• **WHAT TO DO**
Every record must be output verbatim in the reply.

[Start of section]

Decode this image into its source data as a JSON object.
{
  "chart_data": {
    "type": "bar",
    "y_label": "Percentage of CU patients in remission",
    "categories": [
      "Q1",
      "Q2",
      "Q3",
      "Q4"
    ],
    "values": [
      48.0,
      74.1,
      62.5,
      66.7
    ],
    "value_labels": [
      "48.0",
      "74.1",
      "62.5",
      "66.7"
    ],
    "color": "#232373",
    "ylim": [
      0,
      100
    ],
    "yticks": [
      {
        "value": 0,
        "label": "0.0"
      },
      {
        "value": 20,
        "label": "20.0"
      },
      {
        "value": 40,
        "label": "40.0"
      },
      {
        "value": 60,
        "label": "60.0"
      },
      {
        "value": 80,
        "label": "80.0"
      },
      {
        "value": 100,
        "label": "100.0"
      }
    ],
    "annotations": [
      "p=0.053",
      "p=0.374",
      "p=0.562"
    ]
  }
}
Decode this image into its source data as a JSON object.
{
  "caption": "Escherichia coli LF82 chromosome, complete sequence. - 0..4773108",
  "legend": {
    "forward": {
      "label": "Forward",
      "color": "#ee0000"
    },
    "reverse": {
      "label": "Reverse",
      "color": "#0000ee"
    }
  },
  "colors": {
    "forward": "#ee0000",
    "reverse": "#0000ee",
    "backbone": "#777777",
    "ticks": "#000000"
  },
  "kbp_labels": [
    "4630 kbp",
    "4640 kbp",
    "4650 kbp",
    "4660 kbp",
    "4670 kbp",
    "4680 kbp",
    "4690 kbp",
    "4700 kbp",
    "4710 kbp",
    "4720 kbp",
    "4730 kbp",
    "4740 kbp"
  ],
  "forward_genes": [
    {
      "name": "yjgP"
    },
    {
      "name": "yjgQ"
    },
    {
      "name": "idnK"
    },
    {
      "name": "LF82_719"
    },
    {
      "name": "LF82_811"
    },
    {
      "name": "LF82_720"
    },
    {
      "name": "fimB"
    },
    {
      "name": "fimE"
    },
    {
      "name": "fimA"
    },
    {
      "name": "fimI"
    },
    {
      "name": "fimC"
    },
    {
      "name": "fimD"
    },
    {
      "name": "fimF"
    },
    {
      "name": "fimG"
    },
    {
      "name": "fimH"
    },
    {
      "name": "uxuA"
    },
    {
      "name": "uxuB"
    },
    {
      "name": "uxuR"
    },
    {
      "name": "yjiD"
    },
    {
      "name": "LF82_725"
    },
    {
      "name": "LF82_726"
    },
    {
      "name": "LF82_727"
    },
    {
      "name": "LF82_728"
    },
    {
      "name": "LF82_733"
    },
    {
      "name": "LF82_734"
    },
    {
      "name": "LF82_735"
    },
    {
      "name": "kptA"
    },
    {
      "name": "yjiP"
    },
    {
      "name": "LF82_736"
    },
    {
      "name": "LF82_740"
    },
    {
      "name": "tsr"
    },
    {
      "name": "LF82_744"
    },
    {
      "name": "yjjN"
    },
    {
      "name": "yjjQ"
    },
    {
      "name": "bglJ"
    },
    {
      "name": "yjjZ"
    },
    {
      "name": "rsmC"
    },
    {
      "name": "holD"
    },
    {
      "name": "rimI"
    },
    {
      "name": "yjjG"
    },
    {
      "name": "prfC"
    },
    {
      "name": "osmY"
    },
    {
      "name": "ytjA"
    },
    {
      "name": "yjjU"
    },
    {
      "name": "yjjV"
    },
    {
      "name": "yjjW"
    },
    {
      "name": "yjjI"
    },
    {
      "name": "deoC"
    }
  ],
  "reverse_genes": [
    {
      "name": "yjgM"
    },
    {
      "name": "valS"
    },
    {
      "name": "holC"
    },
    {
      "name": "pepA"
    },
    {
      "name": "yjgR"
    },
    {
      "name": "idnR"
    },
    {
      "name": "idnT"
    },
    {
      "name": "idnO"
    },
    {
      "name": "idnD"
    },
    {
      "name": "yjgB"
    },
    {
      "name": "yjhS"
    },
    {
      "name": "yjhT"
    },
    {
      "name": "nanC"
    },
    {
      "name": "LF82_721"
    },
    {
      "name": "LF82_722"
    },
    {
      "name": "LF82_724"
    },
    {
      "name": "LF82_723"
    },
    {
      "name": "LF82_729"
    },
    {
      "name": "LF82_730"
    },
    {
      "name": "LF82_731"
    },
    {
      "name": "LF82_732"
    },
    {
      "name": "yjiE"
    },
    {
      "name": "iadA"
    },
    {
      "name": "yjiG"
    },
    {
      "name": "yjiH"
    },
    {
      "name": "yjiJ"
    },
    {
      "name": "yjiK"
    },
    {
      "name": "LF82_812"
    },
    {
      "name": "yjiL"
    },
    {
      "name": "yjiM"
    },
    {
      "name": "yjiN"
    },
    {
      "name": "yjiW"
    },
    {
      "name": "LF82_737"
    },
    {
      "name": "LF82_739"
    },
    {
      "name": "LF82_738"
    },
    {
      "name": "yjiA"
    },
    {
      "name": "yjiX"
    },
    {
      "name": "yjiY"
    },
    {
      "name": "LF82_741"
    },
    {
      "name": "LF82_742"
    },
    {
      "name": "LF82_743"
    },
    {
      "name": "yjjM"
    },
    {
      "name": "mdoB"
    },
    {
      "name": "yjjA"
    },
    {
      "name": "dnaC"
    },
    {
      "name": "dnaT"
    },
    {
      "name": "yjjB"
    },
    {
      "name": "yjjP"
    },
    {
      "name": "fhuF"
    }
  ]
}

[End of section]

• **RESPONSE TO THE TASK**
Decode this image into its source data as a JSON object.
{
  "chart_data": {
    "type": "bar",
    "y_label": "Percentage of CU patients in remission",
    "categories": [
      "Q1",
      "Q2",
      "Q3",
      "Q4"
    ],
    "values": [
      48.0,
      74.1,
      62.5,
      66.7
    ],
    "value_labels": [
      "48.0",
      "74.1",
      "62.5",
      "66.7"
    ],
    "color": "#232373",
    "ylim": [
      0,
      100
    ],
    "yticks": [
      {
        "value": 0,
        "label": "0.0"
      },
      {
        "value": 20,
        "label": "20.0"
      },
      {
        "value": 40,
        "label": "40.0"
      },
      {
        "value": 60,
        "label": "60.0"
      },
      {
        "value": 80,
        "label": "80.0"
      },
      {
        "value": 100,
        "label": "100.0"
      }
    ],
    "annotations": [
      "p=0.053",
      "p=0.374",
      "p=0.562"
    ]
  }
}
Decode this image into its source data as a JSON object.
{
  "caption": "Escherichia coli LF82 chromosome, complete sequence. - 0..4773108",
  "legend": {
    "forward": {
      "label": "Forward",
      "color": "#ee0000"
    },
    "reverse": {
      "label": "Reverse",
      "color": "#0000ee"
    }
  },
  "colors": {
    "forward": "#ee0000",
    "reverse": "#0000ee",
    "backbone": "#777777",
    "ticks": "#000000"
  },
  "kbp_labels": [
    "4630 kbp",
    "4640 kbp",
    "4650 kbp",
    "4660 kbp",
    "4670 kbp",
    "4680 kbp",
    "4690 kbp",
    "4700 kbp",
    "4710 kbp",
    "4720 kbp",
    "4730 kbp",
    "4740 kbp"
  ],
  "forward_genes": [
    {
      "name": "yjgP"
    },
    {
      "name": "yjgQ"
    },
    {
      "name": "idnK"
    },
    {
      "name": "LF82_719"
    },
    {
      "name": "LF82_811"
    },
    {
      "name": "LF82_720"
    },
    {
      "name": "fimB"
    },
    {
      "name": "fimE"
    },
    {
      "name": "fimA"
    },
    {
      "name": "fimI"
    },
    {
      "name": "fimC"
    },
    {
      "name": "fimD"
    },
    {
      "name": "fimF"
    },
    {
      "name": "fimG"
    },
    {
      "name": "fimH"
    },
    {
      "name": "uxuA"
    },
    {
      "name": "uxuB"
    },
    {
      "name": "uxuR"
    },
    {
      "name": "yjiD"
    },
    {
      "name": "LF82_725"
    },
    {
      "name": "LF82_726"
    },
    {
      "name": "LF82_727"
    },
    {
      "name": "LF82_728"
    },
    {
      "name": "LF82_733"
    },
    {
      "name": "LF82_734"
    },
    {
      "name": "LF82_735"
    },
    {
      "name": "kptA"
    },
    {
      "name": "yjiP"
    },
    {
      "name": "LF82_736"
    },
    {
      "name": "LF82_740"
    },
    {
      "name": "tsr"
    },
    {
      "name": "LF82_744"
    },
    {
      "name": "yjjN"
    },
    {
      "name": "yjjQ"
    },
    {
      "name": "bglJ"
    },
    {
      "name": "yjjZ"
    },
    {
      "name": "rsmC"
    },
    {
      "name": "holD"
    },
    {
      "name": "rimI"
    },
    {
      "name": "yjjG"
    },
    {
      "name": "prfC"
    },
    {
      "name": "osmY"
    },
    {
      "name": "ytjA"
    },
    {
      "name": "yjjU"
    },
    {
      "name": "yjjV"
    },
    {
      "name": "yjjW"
    },
    {
      "name": "yjjI"
    },
    {
      "name": "deoC"
    }
  ],
  "reverse_genes": [
    {
      "name": "yjgM"
    },
    {
      "name": "valS"
    },
    {
      "name": "holC"
    },
    {
      "name": "pepA"
    },
    {
      "name": "yjgR"
    },
    {
      "name": "idnR"
    },
    {
      "name": "idnT"
    },
    {
      "name": "idnO"
    },
    {
      "name": "idnD"
    },
    {
      "name": "yjgB"
    },
    {
      "name": "yjhS"
    },
    {
      "name": "yjhT"
    },
    {
      "name": "nanC"
    },
    {
      "name": "LF82_721"
    },
    {
      "name": "LF82_722"
    },
    {
      "name": "LF82_724"
    },
    {
      "name": "LF82_723"
    },
    {
      "name": "LF82_729"
    },
    {
      "name": "LF82_730"
    },
    {
      "name": "LF82_731"
    },
    {
      "name": "LF82_732"
    },
    {
      "name": "yjiE"
    },
    {
      "name": "iadA"
    },
    {
      "name": "yjiG"
    },
    {
      "name": "yjiH"
    },
    {
      "name": "yjiJ"
    },
    {
      "name": "yjiK"
    },
    {
      "name": "LF82_812"
    },
    {
      "name": "yjiL"
    },
    {
      "name": "yjiM"
    },
    {
      "name": "yjiN"
    },
    {
      "name": "yjiW"
    },
    {
      "name": "LF82_737"
    },
    {
      "name": "LF82_739"
    },
    {
      "name": "LF82_738"
    },
    {
      "name": "yjiA"
    },
    {
      "name": "yjiX"
    },
    {
      "name": "yjiY"
    },
    {
      "name": "LF82_741"
    },
    {
      "name": "LF82_742"
    },
    {
      "name": "LF82_743"
    },
    {
      "name": "yjjM"
    },
    {
      "name": "mdoB"
    },
    {
      "name": "yjjA"
    },
    {
      "name": "dnaC"
    },
    {
      "name": "dnaT"
    },
    {
      "name": "yjjB"
    },
    {
      "name": "yjjP"
    },
    {
      "name": "fhuF"
    }
  ]
}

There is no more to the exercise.